§ **Exercise brief**: Reply with one number: the count of lines in the listing that contain the string "this".

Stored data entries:
[Begin]

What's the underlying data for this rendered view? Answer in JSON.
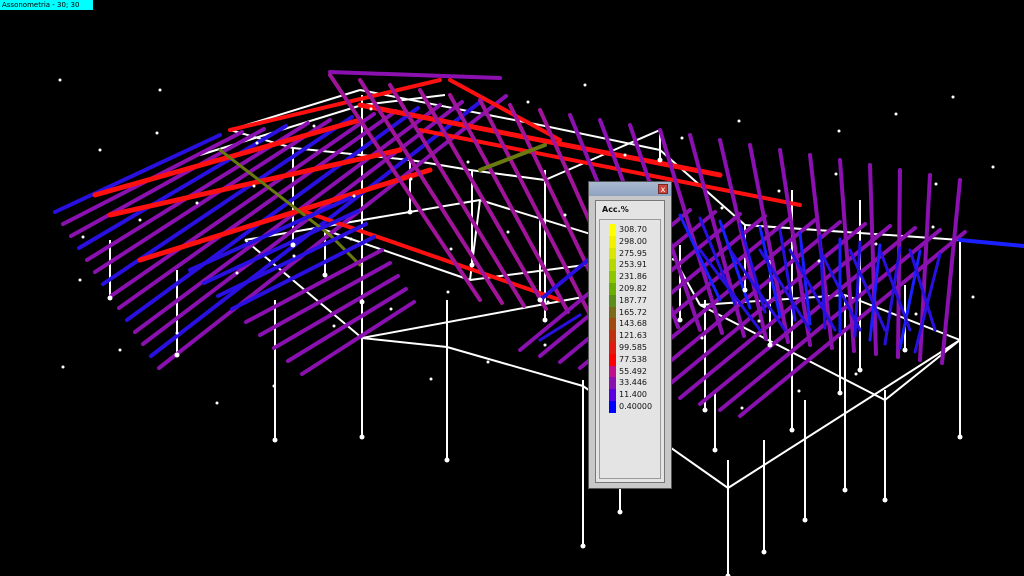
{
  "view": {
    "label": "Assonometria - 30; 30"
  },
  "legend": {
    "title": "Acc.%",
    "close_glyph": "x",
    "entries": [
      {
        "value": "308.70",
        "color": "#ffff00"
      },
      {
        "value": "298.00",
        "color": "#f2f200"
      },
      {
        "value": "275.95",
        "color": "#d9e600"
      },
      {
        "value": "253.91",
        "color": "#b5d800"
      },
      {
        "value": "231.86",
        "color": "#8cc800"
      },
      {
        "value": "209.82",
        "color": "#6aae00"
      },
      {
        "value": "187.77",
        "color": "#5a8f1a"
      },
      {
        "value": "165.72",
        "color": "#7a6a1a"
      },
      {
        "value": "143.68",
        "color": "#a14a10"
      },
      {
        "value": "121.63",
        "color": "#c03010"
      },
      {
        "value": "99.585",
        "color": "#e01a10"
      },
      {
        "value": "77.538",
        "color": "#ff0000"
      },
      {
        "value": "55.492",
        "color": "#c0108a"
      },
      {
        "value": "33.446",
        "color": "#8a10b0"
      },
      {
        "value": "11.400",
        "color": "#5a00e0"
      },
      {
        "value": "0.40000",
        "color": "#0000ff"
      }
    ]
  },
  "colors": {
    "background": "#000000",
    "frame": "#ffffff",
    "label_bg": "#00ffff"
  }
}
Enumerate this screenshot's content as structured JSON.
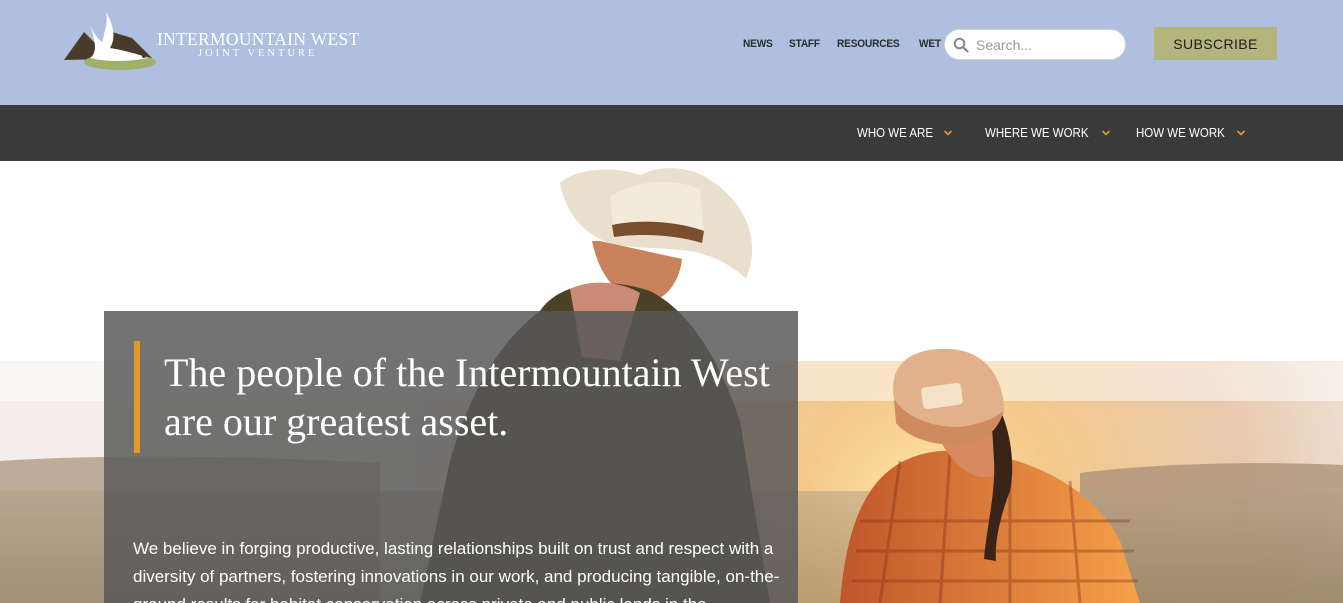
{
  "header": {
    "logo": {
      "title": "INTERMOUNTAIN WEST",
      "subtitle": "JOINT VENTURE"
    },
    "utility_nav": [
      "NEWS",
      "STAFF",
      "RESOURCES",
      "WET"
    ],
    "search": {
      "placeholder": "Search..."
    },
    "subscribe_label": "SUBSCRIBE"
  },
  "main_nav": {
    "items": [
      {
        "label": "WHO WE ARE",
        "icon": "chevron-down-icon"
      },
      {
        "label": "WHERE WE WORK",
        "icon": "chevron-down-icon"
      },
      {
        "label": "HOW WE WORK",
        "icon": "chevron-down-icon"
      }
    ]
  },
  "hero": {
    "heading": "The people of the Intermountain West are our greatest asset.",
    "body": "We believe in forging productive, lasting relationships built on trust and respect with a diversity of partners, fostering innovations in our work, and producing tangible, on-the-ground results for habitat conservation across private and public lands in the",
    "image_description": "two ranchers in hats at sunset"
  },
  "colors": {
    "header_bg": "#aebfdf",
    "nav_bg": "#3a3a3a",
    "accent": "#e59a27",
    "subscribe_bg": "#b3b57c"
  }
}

[End]

§ **Written answer**: 2